───── Provided records ─────
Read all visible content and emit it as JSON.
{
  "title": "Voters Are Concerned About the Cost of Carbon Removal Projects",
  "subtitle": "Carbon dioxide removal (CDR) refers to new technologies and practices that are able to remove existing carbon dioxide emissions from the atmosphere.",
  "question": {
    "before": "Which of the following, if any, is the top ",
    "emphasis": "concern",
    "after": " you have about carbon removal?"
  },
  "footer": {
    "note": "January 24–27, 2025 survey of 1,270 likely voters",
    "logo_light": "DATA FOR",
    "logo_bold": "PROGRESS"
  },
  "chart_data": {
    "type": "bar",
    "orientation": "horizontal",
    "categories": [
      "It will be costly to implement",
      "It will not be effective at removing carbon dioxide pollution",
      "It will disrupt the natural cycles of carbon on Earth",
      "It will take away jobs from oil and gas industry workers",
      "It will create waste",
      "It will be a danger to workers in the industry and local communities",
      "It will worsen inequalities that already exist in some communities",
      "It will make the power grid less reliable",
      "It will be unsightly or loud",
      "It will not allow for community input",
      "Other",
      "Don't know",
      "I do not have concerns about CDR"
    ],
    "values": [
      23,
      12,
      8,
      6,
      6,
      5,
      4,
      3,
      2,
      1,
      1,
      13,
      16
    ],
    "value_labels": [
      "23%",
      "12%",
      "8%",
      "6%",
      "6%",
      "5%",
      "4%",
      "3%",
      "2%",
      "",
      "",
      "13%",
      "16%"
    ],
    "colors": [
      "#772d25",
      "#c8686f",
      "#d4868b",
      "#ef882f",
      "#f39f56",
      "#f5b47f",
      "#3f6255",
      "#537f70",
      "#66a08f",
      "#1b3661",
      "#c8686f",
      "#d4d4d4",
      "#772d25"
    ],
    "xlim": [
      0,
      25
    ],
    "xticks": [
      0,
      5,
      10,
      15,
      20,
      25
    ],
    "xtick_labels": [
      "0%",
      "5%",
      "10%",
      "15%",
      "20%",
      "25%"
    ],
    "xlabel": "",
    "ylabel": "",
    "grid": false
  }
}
─────
What you have to do: Of all the lines in the data above, state how many include "workers". Say only the number.

Full solution: 2